[Problem details] In the copy, keep every record exact and leave out all images.

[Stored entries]
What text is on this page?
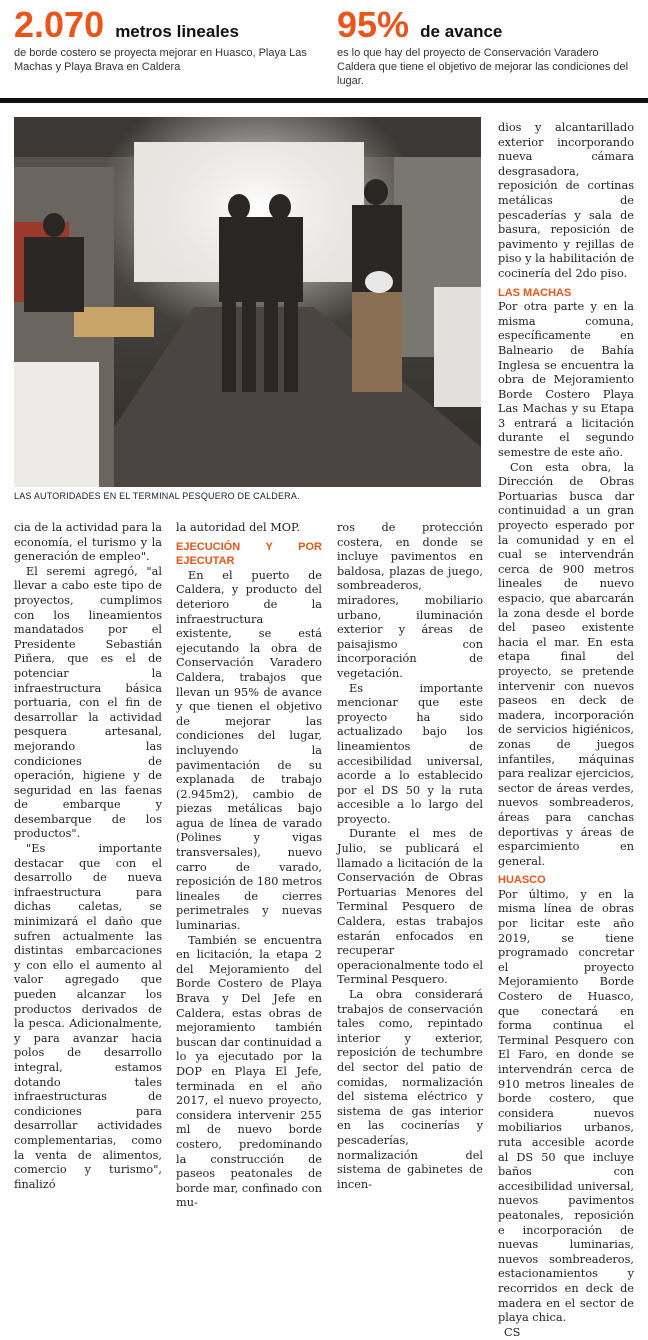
2.070 metros lineales
de borde costero se proyecta mejorar en Huasco, Playa Las Machas y Playa Brava en Caldera
95% de avance
es lo que hay del proyecto de Conservación Varadero Caldera que tiene el objetivo de mejorar las condiciones del lugar.
LAS AUTORIDADES EN EL TERMINAL PESQUERO DE CALDERA.

cia de la actividad para la economía, el turismo y la generación de empleo".

El seremi agregó, "al llevar a cabo este tipo de proyectos, cumplimos con los lineamientos mandatados por el Presidente Sebastián Piñera, que es el de potenciar la infraestructura básica portuaria, con el fin de desarrollar la actividad pesquera artesanal, mejorando las condiciones de operación, higiene y de seguridad en las faenas de embarque y desembarque de los productos".

"Es importante destacar que con el desarrollo de nueva infraestructura para dichas caletas, se minimizará el daño que sufren actualmente las distintas embarcaciones y con ello el aumento al valor agregado que pueden alcanzar los productos derivados de la pesca. Adicionalmente, y para avanzar hacia polos de desarrollo integral, estamos dotando tales infraestructuras de condiciones para desarrollar actividades complementarias, como la venta de alimentos, comercio y turismo", finalizó

la autoridad del MOP.

EJECUCIÓN Y POR EJECUTAR

En el puerto de Caldera, y producto del deterioro de la infraestructura existente, se está ejecutando la obra de Conservación Varadero Caldera, trabajos que llevan un 95% de avance y que tienen el objetivo de mejorar las condiciones del lugar, incluyendo la pavimentación de su explanada de trabajo (2.945m2), cambio de piezas metálicas bajo agua de línea de varado (Polines y vigas transversales), nuevo carro de varado, reposición de 180 metros lineales de cierres perimetrales y nuevas luminarias.

También se encuentra en licitación, la etapa 2 del Mejoramiento del Borde Costero de Playa Brava y Del Jefe en Caldera, estas obras de mejoramiento también buscan dar continuidad a lo ya ejecutado por la DOP en Playa El Jefe, terminada en el año 2017, el nuevo proyecto, considera intervenir 255 ml de nuevo borde costero, predominando la construcción de paseos peatonales de borde mar, confinado con mu-

ros de protección costera, en donde se incluye pavimentos en baldosa, plazas de juego, sombreaderos, miradores, mobiliario urbano, iluminación exterior y áreas de paisajismo con incorporación de vegetación.

Es importante mencionar que este proyecto ha sido actualizado bajo los lineamientos de accesibilidad universal, acorde a lo establecido por el DS 50 y la ruta accesible a lo largo del proyecto.

Durante el mes de Julio, se publicará el llamado a licitación de la Conservación de Obras Portuarias Menores del Terminal Pesquero de Caldera, estas trabajos estarán enfocados en recuperar operacionalmente todo el Terminal Pesquero.

La obra considerará trabajos de conservación tales como, repintado interior y exterior, reposición de techumbre del sector del patio de comidas, normalización del sistema eléctrico y sistema de gas interior en las cocinerías y pescaderías, normalización del sistema de gabinetes de incen-

dios y alcantarillado exterior incorporando nueva cámara desgrasadora, reposición de cortinas metálicas de pescaderías y sala de basura, reposición de pavimento y rejillas de piso y la habilitación de cocinería del 2do piso.

LAS MACHAS

Por otra parte y en la misma comuna, específicamente en Balneario de Bahía Inglesa se encuentra la obra de Mejoramiento Borde Costero Playa Las Machas y su Etapa 3 entrará a licitación durante el segundo semestre de este año.

Con esta obra, la Dirección de Obras Portuarias busca dar continuidad a un gran proyecto esperado por la comunidad y en el cual se intervendrán cerca de 900 metros lineales de nuevo espacio, que abarcarán la zona desde el borde del paseo existente hacia el mar. En esta etapa final del proyecto, se pretende intervenir con nuevos paseos en deck de madera, incorporación de servicios higiénicos, zonas de juegos infantiles, máquinas para realizar ejercicios, sector de áreas verdes, nuevos sombreaderos, áreas para canchas deportivas y áreas de esparcimiento en general.

HUASCO

Por último, y en la misma línea de obras por licitar este año 2019, se tiene programado concretar el proyecto Mejoramiento Borde Costero de Huasco, que conectará en forma continua el Terminal Pesquero con El Faro, en donde se intervendrán cerca de 910 metros lineales de borde costero, que considera nuevos mobiliarios urbanos, ruta accesible acorde al DS 50 que incluye baños con accesibilidad universal, nuevos pavimentos peatonales, reposición e incorporación de nuevas luminarias, nuevos sombreaderos, estacionamientos y recorridos en deck de madera en el sector de playa chica.

CS
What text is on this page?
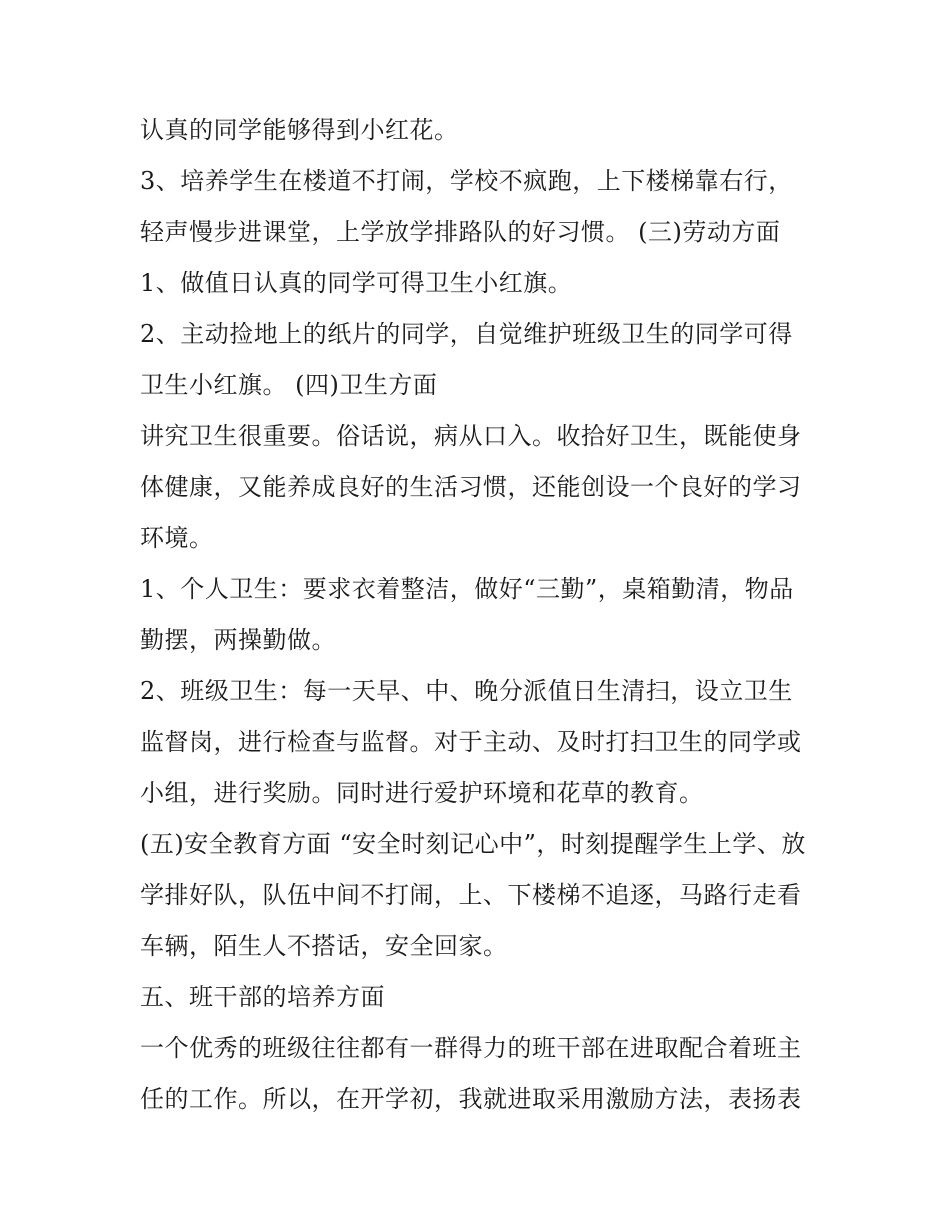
认真的同学能够得到小红花。
3、培养学生在楼道不打闹，学校不疯跑，上下楼梯靠右行，
轻声慢步进课堂，上学放学排路队的好习惯。 (三)劳动方面
1、做值日认真的同学可得卫生小红旗。
2、主动捡地上的纸片的同学，自觉维护班级卫生的同学可得
卫生小红旗。 (四)卫生方面
讲究卫生很重要。俗话说，病从口入。收拾好卫生，既能使身
体健康，又能养成良好的生活习惯，还能创设一个良好的学习
环境。
1、个人卫生：要求衣着整洁，做好“三勤”，桌箱勤清，物品
勤摆，两操勤做。
2、班级卫生：每一天早、中、晚分派值日生清扫，设立卫生
监督岗，进行检查与监督。对于主动、及时打扫卫生的同学或
小组，进行奖励。同时进行爱护环境和花草的教育。
(五)安全教育方面 “安全时刻记心中”，时刻提醒学生上学、放
学排好队，队伍中间不打闹，上、下楼梯不追逐，马路行走看
车辆，陌生人不搭话，安全回家。
五、班干部的培养方面
一个优秀的班级往往都有一群得力的班干部在进取配合着班主
任的工作。所以，在开学初，我就进取采用激励方法，表扬表
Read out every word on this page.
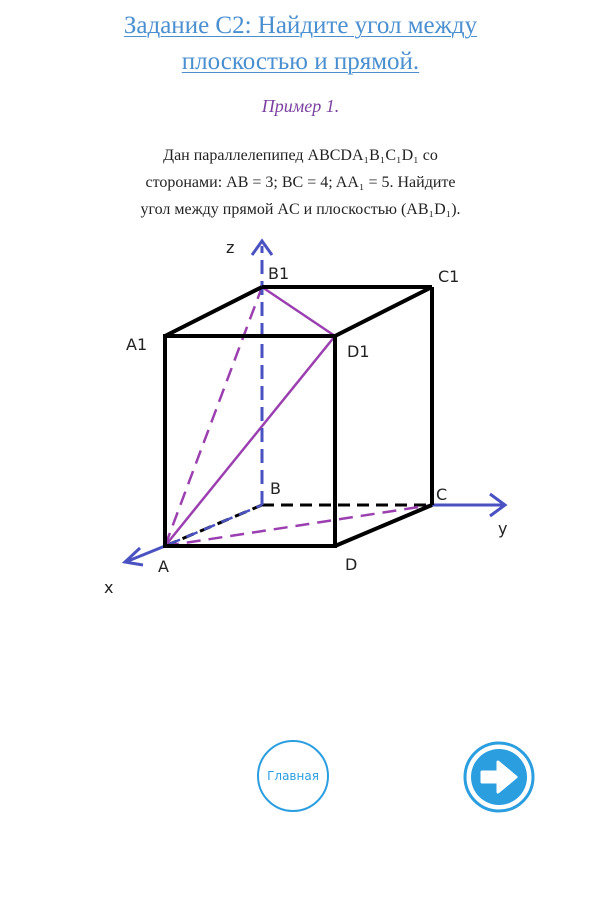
Задание С2: Найдите угол между
плоскостью и прямой.
Пример 1.
Дан параллелепипед ABCDA₁B₁C₁D₁ со
сторонами: AB = 3; BC = 4; AA₁ = 5. Найдите
угол между прямой AC и плоскостью (AB₁D₁).
z
y
x
B1	C1
A1	D1
B	C
A	D
Главная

[Right answer]
What text is on this page?
2.070 metros lineales
de borde costero se proyecta mejorar en Huasco, Playa Las Machas y Playa Brava en Caldera
95% de avance
es lo que hay del proyecto de Conservación Varadero Caldera que tiene el objetivo de mejorar las condiciones del lugar.
LAS AUTORIDADES EN EL TERMINAL PESQUERO DE CALDERA.

cia de la actividad para la economía, el turismo y la generación de empleo".

El seremi agregó, "al llevar a cabo este tipo de proyectos, cumplimos con los lineamientos mandatados por el Presidente Sebastián Piñera, que es el de potenciar la infraestructura básica portuaria, con el fin de desarrollar la actividad pesquera artesanal, mejorando las condiciones de operación, higiene y de seguridad en las faenas de embarque y desembarque de los productos".

"Es importante destacar que con el desarrollo de nueva infraestructura para dichas caletas, se minimizará el daño que sufren actualmente las distintas embarcaciones y con ello el aumento al valor agregado que pueden alcanzar los productos derivados de la pesca. Adicionalmente, y para avanzar hacia polos de desarrollo integral, estamos dotando tales infraestructuras de condiciones para desarrollar actividades complementarias, como la venta de alimentos, comercio y turismo", finalizó

la autoridad del MOP.

EJECUCIÓN Y POR EJECUTAR

En el puerto de Caldera, y producto del deterioro de la infraestructura existente, se está ejecutando la obra de Conservación Varadero Caldera, trabajos que llevan un 95% de avance y que tienen el objetivo de mejorar las condiciones del lugar, incluyendo la pavimentación de su explanada de trabajo (2.945m2), cambio de piezas metálicas bajo agua de línea de varado (Polines y vigas transversales), nuevo carro de varado, reposición de 180 metros lineales de cierres perimetrales y nuevas luminarias.

También se encuentra en licitación, la etapa 2 del Mejoramiento del Borde Costero de Playa Brava y Del Jefe en Caldera, estas obras de mejoramiento también buscan dar continuidad a lo ya ejecutado por la DOP en Playa El Jefe, terminada en el año 2017, el nuevo proyecto, considera intervenir 255 ml de nuevo borde costero, predominando la construcción de paseos peatonales de borde mar, confinado con mu-

ros de protección costera, en donde se incluye pavimentos en baldosa, plazas de juego, sombreaderos, miradores, mobiliario urbano, iluminación exterior y áreas de paisajismo con incorporación de vegetación.

Es importante mencionar que este proyecto ha sido actualizado bajo los lineamientos de accesibilidad universal, acorde a lo establecido por el DS 50 y la ruta accesible a lo largo del proyecto.

Durante el mes de Julio, se publicará el llamado a licitación de la Conservación de Obras Portuarias Menores del Terminal Pesquero de Caldera, estas trabajos estarán enfocados en recuperar operacionalmente todo el Terminal Pesquero.

La obra considerará trabajos de conservación tales como, repintado interior y exterior, reposición de techumbre del sector del patio de comidas, normalización del sistema eléctrico y sistema de gas interior en las cocinerías y pescaderías, normalización del sistema de gabinetes de incen-

dios y alcantarillado exterior incorporando nueva cámara desgrasadora, reposición de cortinas metálicas de pescaderías y sala de basura, reposición de pavimento y rejillas de piso y la habilitación de cocinería del 2do piso.

LAS MACHAS

Por otra parte y en la misma comuna, específicamente en Balneario de Bahía Inglesa se encuentra la obra de Mejoramiento Borde Costero Playa Las Machas y su Etapa 3 entrará a licitación durante el segundo semestre de este año.

Con esta obra, la Dirección de Obras Portuarias busca dar continuidad a un gran proyecto esperado por la comunidad y en el cual se intervendrán cerca de 900 metros lineales de nuevo espacio, que abarcarán la zona desde el borde del paseo existente hacia el mar. En esta etapa final del proyecto, se pretende intervenir con nuevos paseos en deck de madera, incorporación de servicios higiénicos, zonas de juegos infantiles, máquinas para realizar ejercicios, sector de áreas verdes, nuevos sombreaderos, áreas para canchas deportivas y áreas de esparcimiento en general.

HUASCO

Por último, y en la misma línea de obras por licitar este año 2019, se tiene programado concretar el proyecto Mejoramiento Borde Costero de Huasco, que conectará en forma continua el Terminal Pesquero con El Faro, en donde se intervendrán cerca de 910 metros lineales de borde costero, que considera nuevos mobiliarios urbanos, ruta accesible acorde al DS 50 que incluye baños con accesibilidad universal, nuevos pavimentos peatonales, reposición e incorporación de nuevas luminarias, nuevos sombreaderos, estacionamientos y recorridos en deck de madera en el sector de playa chica.

CS
What text is on this page?
认真的同学能够得到小红花。
3、培养学生在楼道不打闹，学校不疯跑，上下楼梯靠右行，
轻声慢步进课堂，上学放学排路队的好习惯。 (三)劳动方面
1、做值日认真的同学可得卫生小红旗。
2、主动捡地上的纸片的同学，自觉维护班级卫生的同学可得
卫生小红旗。 (四)卫生方面
讲究卫生很重要。俗话说，病从口入。收拾好卫生，既能使身
体健康，又能养成良好的生活习惯，还能创设一个良好的学习
环境。
1、个人卫生：要求衣着整洁，做好“三勤”，桌箱勤清，物品
勤摆，两操勤做。
2、班级卫生：每一天早、中、晚分派值日生清扫，设立卫生
监督岗，进行检查与监督。对于主动、及时打扫卫生的同学或
小组，进行奖励。同时进行爱护环境和花草的教育。
(五)安全教育方面 “安全时刻记心中”，时刻提醒学生上学、放
学排好队，队伍中间不打闹，上、下楼梯不追逐，马路行走看
车辆，陌生人不搭话，安全回家。
五、班干部的培养方面
一个优秀的班级往往都有一群得力的班干部在进取配合着班主
任的工作。所以，在开学初，我就进取采用激励方法，表扬表
Read out every word on this page.
Задание С2: Найдите угол между
плоскостью и прямой.
Пример 1.
Дан параллелепипед ABCDA₁B₁C₁D₁ со
сторонами: AB = 3; BC = 4; AA₁ = 5. Найдите
угол между прямой AC и плоскостью (AB₁D₁).
z
y
x
B1	C1
A1	D1
B	C
A	D
Главная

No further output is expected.